▸ **Problem to work on**:
Provide an exact transcription of all the records.

▸ **Source material**:
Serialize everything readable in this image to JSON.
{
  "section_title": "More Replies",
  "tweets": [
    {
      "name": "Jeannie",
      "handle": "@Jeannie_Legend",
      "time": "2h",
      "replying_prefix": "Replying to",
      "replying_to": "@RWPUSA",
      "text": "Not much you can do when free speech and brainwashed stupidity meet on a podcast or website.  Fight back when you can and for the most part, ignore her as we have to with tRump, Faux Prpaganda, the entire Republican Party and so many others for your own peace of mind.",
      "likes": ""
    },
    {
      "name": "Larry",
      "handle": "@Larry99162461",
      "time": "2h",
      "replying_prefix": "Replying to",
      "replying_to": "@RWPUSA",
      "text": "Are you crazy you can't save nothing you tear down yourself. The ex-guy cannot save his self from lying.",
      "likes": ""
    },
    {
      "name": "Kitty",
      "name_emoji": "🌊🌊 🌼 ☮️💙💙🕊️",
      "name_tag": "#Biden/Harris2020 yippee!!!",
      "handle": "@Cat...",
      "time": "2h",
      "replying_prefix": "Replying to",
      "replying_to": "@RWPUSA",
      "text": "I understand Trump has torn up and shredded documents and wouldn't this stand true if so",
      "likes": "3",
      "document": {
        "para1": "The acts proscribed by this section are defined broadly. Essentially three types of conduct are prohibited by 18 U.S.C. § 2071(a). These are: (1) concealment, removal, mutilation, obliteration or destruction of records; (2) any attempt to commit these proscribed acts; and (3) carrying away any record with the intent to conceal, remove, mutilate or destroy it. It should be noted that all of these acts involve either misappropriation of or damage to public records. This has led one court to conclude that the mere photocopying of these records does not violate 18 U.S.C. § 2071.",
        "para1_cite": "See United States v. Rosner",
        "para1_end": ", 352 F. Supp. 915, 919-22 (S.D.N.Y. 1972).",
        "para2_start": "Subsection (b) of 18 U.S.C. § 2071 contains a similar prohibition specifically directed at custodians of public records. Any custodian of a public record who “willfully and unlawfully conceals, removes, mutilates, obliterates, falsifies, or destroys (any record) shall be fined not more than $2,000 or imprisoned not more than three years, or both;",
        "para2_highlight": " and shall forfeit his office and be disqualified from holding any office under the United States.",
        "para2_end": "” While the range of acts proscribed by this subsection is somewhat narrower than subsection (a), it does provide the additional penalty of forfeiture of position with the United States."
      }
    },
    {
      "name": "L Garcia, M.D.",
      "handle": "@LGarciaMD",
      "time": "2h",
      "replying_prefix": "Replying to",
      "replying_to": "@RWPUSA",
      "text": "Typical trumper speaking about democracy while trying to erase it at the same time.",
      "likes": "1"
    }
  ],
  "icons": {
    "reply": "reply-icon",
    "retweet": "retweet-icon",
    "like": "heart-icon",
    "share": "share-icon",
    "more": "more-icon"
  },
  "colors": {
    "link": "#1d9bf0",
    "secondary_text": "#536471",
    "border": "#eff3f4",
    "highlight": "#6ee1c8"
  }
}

▸ **In response**:
Serialize everything readable in this image to JSON.
{
  "section_title": "More Replies",
  "tweets": [
    {
      "name": "Jeannie",
      "handle": "@Jeannie_Legend",
      "time": "2h",
      "replying_prefix": "Replying to",
      "replying_to": "@RWPUSA",
      "text": "Not much you can do when free speech and brainwashed stupidity meet on a podcast or website.  Fight back when you can and for the most part, ignore her as we have to with tRump, Faux Prpaganda, the entire Republican Party and so many others for your own peace of mind.",
      "likes": ""
    },
    {
      "name": "Larry",
      "handle": "@Larry99162461",
      "time": "2h",
      "replying_prefix": "Replying to",
      "replying_to": "@RWPUSA",
      "text": "Are you crazy you can't save nothing you tear down yourself. The ex-guy cannot save his self from lying.",
      "likes": ""
    },
    {
      "name": "Kitty",
      "name_emoji": "🌊🌊 🌼 ☮️💙💙🕊️",
      "name_tag": "#Biden/Harris2020 yippee!!!",
      "handle": "@Cat...",
      "time": "2h",
      "replying_prefix": "Replying to",
      "replying_to": "@RWPUSA",
      "text": "I understand Trump has torn up and shredded documents and wouldn't this stand true if so",
      "likes": "3",
      "document": {
        "para1": "The acts proscribed by this section are defined broadly. Essentially three types of conduct are prohibited by 18 U.S.C. § 2071(a). These are: (1) concealment, removal, mutilation, obliteration or destruction of records; (2) any attempt to commit these proscribed acts; and (3) carrying away any record with the intent to conceal, remove, mutilate or destroy it. It should be noted that all of these acts involve either misappropriation of or damage to public records. This has led one court to conclude that the mere photocopying of these records does not violate 18 U.S.C. § 2071.",
        "para1_cite": "See United States v. Rosner",
        "para1_end": ", 352 F. Supp. 915, 919-22 (S.D.N.Y. 1972).",
        "para2_start": "Subsection (b) of 18 U.S.C. § 2071 contains a similar prohibition specifically directed at custodians of public records. Any custodian of a public record who “willfully and unlawfully conceals, removes, mutilates, obliterates, falsifies, or destroys (any record) shall be fined not more than $2,000 or imprisoned not more than three years, or both;",
        "para2_highlight": " and shall forfeit his office and be disqualified from holding any office under the United States.",
        "para2_end": "” While the range of acts proscribed by this subsection is somewhat narrower than subsection (a), it does provide the additional penalty of forfeiture of position with the United States."
      }
    },
    {
      "name": "L Garcia, M.D.",
      "handle": "@LGarciaMD",
      "time": "2h",
      "replying_prefix": "Replying to",
      "replying_to": "@RWPUSA",
      "text": "Typical trumper speaking about democracy while trying to erase it at the same time.",
      "likes": "1"
    }
  ],
  "icons": {
    "reply": "reply-icon",
    "retweet": "retweet-icon",
    "like": "heart-icon",
    "share": "share-icon",
    "more": "more-icon"
  },
  "colors": {
    "link": "#1d9bf0",
    "secondary_text": "#536471",
    "border": "#eff3f4",
    "highlight": "#6ee1c8"
  }
}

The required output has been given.